A run of records >>
- - - -

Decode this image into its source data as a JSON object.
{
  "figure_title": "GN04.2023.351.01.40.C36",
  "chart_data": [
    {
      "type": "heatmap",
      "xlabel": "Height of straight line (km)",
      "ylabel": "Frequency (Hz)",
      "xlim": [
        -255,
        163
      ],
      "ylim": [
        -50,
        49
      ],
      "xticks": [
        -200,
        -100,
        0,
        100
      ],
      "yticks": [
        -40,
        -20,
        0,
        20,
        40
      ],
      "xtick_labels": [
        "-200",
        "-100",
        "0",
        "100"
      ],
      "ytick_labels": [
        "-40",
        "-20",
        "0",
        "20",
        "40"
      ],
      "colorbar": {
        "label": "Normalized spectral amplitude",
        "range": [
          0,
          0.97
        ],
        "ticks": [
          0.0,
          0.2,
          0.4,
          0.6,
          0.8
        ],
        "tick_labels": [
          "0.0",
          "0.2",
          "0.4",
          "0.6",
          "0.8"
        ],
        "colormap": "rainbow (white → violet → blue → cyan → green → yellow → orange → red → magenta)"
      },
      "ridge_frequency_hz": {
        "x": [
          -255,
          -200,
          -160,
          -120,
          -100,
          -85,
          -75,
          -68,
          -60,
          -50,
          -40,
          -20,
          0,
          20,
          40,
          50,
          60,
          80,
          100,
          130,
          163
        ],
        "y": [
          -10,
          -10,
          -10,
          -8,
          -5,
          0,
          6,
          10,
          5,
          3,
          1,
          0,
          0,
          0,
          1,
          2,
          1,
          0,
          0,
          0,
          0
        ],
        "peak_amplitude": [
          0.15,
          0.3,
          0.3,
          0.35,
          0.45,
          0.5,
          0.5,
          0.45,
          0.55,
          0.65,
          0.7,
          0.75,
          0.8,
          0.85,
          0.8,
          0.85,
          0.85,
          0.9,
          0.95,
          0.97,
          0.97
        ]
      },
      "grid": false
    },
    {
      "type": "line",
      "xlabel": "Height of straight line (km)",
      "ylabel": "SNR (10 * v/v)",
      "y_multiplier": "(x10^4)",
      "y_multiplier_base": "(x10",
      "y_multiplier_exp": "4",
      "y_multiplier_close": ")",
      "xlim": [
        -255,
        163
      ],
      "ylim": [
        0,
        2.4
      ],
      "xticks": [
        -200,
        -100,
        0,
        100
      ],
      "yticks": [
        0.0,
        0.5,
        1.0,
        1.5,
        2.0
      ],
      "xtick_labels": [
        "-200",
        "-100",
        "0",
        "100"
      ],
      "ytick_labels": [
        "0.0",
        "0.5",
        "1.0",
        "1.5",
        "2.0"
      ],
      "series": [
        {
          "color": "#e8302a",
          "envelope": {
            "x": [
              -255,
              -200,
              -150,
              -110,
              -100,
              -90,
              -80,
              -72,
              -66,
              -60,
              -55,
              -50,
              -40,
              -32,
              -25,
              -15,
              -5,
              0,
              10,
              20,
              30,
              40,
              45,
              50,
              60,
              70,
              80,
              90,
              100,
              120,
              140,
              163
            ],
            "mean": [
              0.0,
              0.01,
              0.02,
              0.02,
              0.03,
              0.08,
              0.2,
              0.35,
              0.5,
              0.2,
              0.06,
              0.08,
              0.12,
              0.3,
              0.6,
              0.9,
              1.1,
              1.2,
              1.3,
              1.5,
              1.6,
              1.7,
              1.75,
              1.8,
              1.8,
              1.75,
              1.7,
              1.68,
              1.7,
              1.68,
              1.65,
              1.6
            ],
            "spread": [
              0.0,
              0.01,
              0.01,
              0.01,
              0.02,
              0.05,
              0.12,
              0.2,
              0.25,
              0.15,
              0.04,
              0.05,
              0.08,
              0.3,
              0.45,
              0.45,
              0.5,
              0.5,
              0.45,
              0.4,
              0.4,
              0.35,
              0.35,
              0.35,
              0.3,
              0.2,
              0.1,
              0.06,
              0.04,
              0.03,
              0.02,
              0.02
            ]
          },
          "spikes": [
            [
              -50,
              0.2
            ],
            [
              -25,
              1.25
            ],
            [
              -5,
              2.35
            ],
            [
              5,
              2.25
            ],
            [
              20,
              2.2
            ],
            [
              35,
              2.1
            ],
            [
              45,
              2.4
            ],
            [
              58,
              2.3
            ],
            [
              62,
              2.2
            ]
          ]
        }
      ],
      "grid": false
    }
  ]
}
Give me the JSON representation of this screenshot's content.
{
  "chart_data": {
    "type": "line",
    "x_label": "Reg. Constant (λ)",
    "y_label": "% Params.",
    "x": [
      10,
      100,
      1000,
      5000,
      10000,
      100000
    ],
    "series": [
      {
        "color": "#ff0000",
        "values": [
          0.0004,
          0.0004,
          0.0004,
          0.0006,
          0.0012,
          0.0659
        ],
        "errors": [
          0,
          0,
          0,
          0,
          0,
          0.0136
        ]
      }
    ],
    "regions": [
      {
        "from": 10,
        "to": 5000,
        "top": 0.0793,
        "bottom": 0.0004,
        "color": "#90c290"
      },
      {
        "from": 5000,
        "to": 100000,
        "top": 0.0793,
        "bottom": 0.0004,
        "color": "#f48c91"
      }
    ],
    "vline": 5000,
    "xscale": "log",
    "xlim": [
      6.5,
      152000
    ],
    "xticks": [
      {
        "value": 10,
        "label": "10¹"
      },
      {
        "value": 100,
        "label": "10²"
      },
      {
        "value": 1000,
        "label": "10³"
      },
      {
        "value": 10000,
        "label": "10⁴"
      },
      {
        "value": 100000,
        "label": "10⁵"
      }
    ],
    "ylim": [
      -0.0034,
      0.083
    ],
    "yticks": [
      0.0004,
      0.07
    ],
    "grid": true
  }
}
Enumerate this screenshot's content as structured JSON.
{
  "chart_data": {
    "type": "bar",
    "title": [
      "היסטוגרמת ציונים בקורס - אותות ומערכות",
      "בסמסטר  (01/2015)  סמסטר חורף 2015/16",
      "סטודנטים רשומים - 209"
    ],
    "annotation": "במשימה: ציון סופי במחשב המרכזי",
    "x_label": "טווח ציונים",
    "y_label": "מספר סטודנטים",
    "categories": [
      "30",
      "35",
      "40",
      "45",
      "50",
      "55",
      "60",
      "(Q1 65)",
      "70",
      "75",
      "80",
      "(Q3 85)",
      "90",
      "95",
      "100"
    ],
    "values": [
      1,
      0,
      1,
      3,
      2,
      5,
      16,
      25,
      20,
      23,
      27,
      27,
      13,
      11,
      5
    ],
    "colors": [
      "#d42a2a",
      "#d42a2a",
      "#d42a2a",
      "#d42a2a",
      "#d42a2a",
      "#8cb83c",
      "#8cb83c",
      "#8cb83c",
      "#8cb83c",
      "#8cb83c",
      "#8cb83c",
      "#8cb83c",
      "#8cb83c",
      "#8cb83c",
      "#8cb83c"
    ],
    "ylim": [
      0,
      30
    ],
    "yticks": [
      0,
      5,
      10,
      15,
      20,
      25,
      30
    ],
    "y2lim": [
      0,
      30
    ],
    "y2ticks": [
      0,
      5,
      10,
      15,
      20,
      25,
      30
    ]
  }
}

- - - -

WORK TO BE COMPLETED >> Gather from the records above every line containing the string "type".

EXERCISE ANSWER >>
      "type": "heatmap",
      "type": "line",
    "type": "line",
    "type": "bar",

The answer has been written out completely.